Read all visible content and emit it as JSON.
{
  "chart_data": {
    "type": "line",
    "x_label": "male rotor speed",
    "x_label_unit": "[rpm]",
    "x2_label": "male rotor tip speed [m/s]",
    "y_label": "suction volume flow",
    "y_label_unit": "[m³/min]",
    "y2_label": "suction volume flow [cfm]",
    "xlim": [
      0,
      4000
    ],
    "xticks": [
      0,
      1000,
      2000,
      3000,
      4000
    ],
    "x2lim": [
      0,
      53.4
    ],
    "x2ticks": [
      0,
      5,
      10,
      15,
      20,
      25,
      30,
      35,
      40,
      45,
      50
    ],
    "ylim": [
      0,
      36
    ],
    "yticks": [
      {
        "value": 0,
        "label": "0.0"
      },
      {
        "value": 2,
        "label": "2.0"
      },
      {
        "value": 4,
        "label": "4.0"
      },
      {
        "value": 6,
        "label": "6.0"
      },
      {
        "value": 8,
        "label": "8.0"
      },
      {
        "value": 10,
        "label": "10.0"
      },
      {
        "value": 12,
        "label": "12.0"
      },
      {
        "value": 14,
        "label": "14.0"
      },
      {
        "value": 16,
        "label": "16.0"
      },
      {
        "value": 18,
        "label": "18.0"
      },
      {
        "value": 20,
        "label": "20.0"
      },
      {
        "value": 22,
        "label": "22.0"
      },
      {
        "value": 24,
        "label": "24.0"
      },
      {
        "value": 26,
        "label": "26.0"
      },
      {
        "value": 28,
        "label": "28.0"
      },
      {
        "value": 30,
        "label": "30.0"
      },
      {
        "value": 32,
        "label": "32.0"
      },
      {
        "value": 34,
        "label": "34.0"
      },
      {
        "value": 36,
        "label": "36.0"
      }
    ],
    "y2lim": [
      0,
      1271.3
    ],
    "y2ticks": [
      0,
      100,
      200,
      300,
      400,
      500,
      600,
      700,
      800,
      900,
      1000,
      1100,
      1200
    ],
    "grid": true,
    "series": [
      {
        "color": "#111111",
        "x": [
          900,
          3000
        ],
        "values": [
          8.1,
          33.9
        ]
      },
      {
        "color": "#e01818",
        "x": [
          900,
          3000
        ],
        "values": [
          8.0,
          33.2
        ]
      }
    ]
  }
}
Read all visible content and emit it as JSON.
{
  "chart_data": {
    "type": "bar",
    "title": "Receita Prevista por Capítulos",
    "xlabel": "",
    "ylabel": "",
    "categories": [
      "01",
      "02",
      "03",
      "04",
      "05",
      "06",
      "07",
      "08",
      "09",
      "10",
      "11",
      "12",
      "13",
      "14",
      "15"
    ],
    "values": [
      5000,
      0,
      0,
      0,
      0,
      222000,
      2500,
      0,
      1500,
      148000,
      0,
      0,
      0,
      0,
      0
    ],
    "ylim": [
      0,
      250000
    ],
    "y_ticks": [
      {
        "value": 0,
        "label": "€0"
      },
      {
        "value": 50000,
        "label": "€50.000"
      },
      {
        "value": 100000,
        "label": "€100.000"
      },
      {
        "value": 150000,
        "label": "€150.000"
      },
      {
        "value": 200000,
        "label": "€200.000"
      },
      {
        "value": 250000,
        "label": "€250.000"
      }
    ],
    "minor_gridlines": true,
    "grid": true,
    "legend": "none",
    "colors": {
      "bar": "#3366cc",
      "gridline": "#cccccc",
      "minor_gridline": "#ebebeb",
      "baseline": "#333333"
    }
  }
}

══════════════════════════════

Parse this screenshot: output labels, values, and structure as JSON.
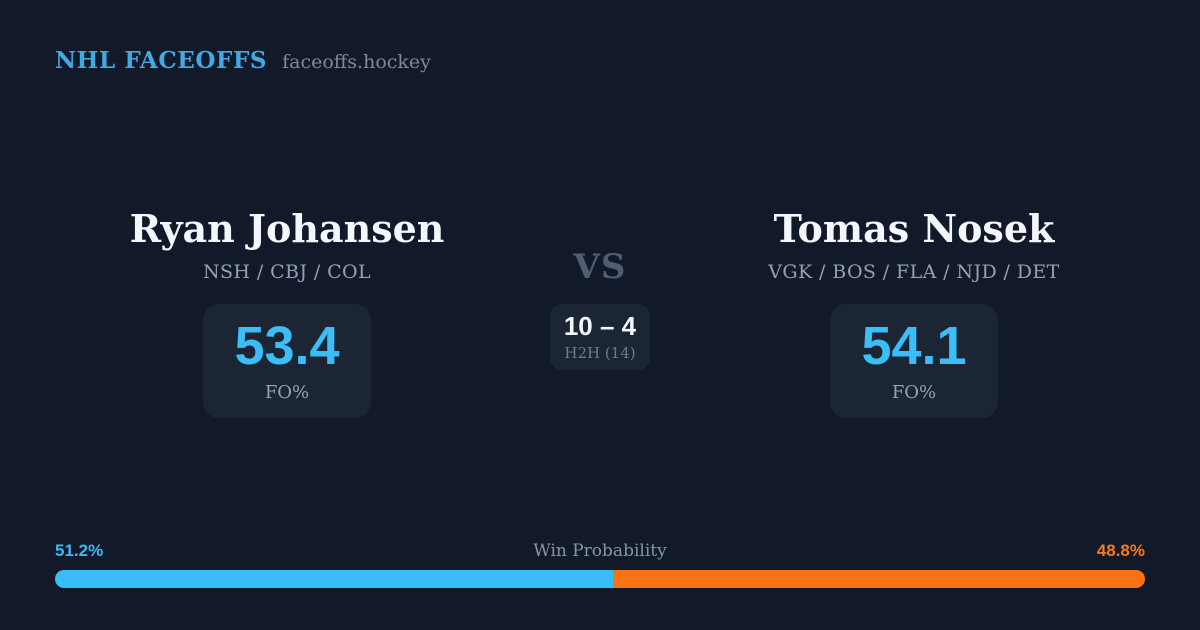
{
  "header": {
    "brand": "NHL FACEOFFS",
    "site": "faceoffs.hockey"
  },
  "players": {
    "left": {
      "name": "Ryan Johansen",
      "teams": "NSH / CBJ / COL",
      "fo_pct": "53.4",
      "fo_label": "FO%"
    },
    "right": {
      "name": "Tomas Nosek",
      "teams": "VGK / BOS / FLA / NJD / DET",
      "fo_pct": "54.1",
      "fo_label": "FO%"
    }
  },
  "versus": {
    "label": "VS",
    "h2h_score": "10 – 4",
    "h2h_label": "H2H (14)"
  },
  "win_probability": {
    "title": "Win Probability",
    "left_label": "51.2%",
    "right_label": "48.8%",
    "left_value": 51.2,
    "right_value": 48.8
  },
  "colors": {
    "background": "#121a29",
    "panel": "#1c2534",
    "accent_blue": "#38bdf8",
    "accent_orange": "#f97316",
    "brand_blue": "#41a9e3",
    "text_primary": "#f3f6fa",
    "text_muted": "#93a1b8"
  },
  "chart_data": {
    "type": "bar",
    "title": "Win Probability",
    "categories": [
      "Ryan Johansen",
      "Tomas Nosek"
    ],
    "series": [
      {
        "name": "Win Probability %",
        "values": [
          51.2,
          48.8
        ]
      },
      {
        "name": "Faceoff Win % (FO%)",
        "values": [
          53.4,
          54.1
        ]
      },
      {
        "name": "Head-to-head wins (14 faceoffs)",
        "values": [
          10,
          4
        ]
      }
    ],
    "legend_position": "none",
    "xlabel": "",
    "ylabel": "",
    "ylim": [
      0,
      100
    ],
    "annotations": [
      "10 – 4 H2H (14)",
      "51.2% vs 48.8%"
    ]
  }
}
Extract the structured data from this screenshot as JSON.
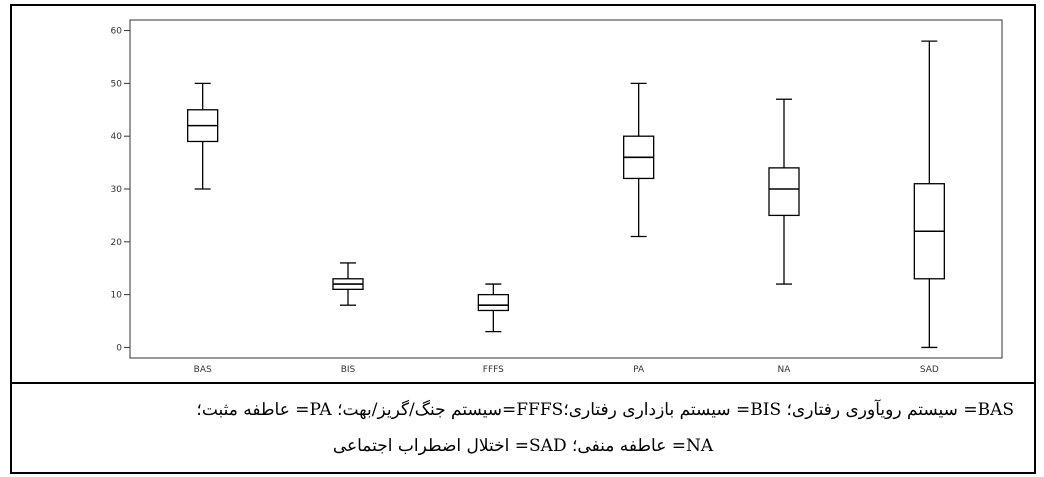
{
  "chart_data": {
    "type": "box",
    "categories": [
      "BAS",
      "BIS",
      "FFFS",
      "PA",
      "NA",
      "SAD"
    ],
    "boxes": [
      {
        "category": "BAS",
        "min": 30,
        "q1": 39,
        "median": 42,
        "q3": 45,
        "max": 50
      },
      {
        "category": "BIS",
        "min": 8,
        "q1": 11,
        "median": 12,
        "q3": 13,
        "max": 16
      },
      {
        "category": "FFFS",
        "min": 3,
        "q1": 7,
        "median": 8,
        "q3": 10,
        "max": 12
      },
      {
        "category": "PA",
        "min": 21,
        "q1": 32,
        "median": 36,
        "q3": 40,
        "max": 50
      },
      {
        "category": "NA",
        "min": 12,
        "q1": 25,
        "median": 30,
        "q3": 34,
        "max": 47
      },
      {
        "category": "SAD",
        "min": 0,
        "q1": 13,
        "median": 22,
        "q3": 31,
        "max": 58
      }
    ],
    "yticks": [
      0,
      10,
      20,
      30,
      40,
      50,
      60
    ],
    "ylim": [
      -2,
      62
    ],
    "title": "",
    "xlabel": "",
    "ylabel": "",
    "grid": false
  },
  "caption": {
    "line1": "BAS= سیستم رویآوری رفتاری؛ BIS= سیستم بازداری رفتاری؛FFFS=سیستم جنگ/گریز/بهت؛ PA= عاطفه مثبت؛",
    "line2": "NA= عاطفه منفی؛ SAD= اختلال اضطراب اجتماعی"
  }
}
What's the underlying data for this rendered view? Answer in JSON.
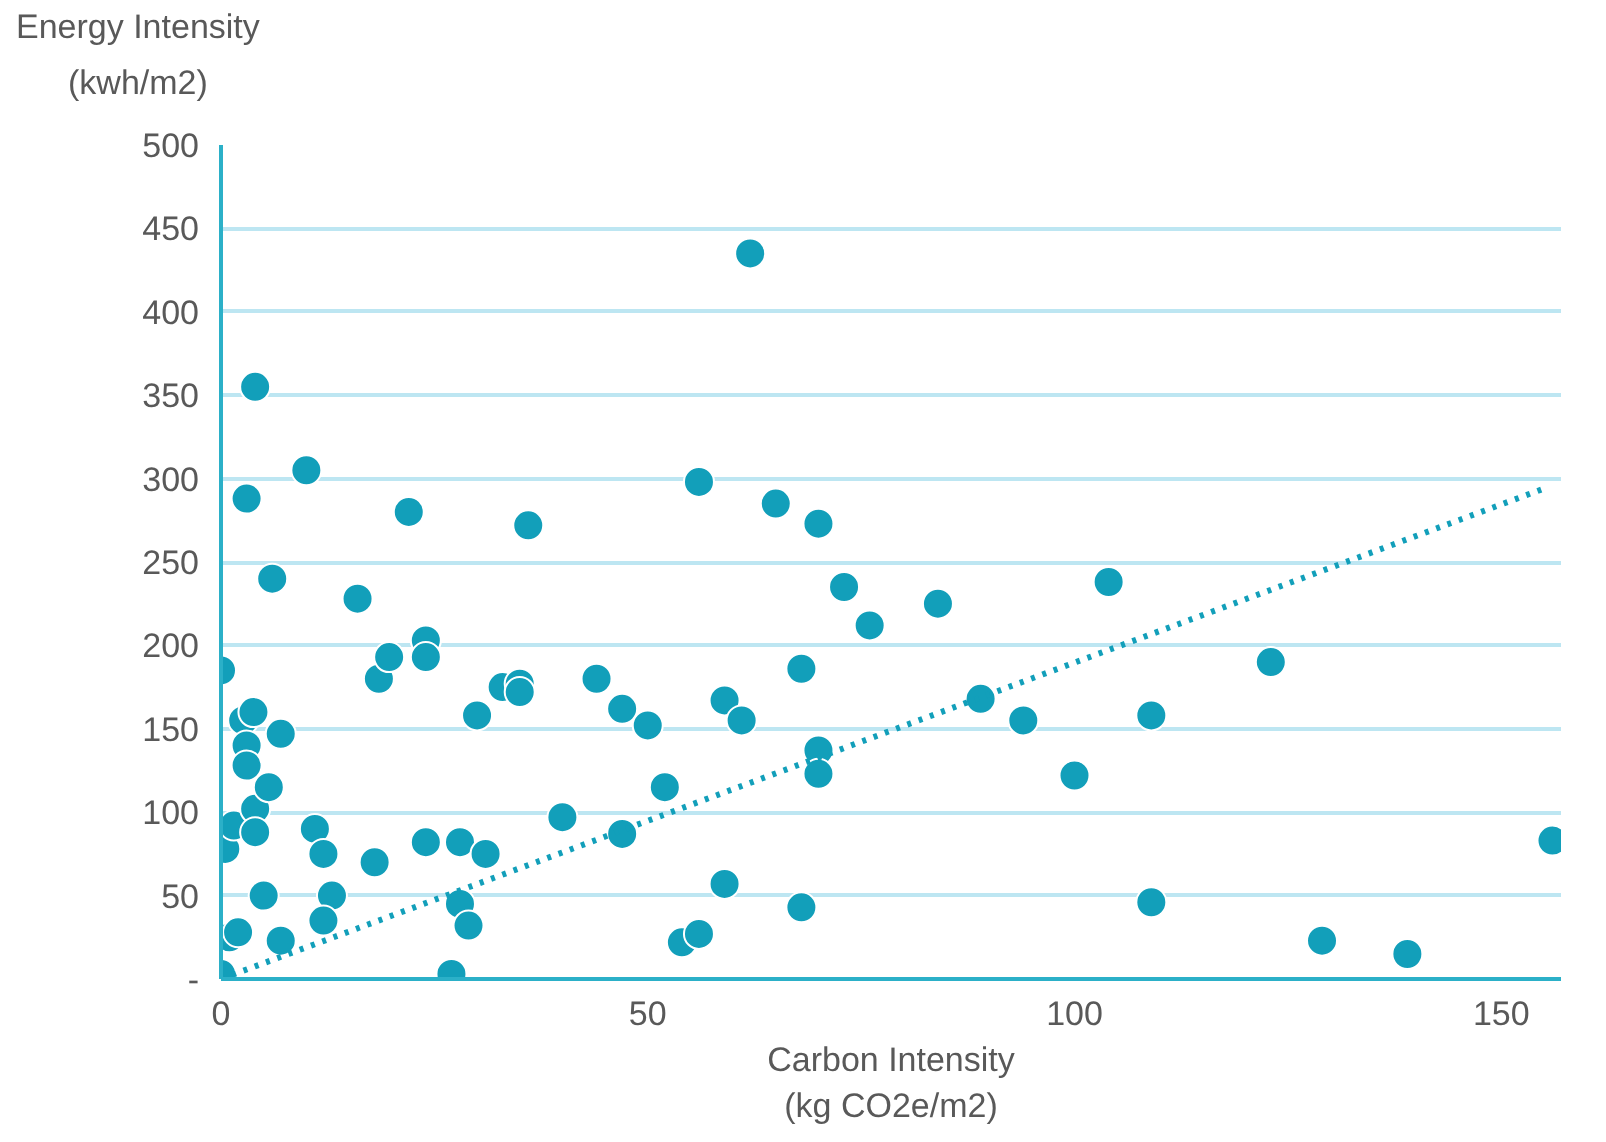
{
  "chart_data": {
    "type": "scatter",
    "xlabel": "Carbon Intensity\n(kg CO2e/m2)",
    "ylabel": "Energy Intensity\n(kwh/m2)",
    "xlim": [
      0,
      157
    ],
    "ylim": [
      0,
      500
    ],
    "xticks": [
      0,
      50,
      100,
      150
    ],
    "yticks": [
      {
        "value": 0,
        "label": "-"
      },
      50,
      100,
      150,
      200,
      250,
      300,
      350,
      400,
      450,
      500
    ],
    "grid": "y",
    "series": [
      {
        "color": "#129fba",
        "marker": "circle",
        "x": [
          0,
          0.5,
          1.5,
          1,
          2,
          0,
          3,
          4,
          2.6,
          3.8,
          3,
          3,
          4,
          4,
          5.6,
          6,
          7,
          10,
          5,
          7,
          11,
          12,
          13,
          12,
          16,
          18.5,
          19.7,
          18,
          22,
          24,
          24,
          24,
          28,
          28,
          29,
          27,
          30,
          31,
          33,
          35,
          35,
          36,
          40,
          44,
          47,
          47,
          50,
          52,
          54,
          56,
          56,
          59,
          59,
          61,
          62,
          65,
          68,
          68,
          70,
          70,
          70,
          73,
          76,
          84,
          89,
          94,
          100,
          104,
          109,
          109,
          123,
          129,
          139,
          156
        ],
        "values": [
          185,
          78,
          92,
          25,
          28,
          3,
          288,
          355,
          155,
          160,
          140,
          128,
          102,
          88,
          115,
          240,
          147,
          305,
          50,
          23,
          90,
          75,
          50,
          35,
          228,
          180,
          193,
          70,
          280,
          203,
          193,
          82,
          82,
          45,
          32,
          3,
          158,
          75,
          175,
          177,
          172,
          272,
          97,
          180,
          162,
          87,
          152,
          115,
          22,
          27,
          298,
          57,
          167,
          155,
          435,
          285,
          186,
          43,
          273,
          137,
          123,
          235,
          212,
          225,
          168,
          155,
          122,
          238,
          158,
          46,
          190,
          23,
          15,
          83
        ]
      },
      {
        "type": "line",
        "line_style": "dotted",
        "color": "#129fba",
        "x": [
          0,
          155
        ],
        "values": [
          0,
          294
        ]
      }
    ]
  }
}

══════════════════════════════

__SHORT EXERCISE__.
Scan the material above for the string "teams" and report each line where you find it.

__THE ANSWER__.
      "teams": "NSH / CBJ / COL",
      "teams": "VGK / BOS / FLA / NJD / DET",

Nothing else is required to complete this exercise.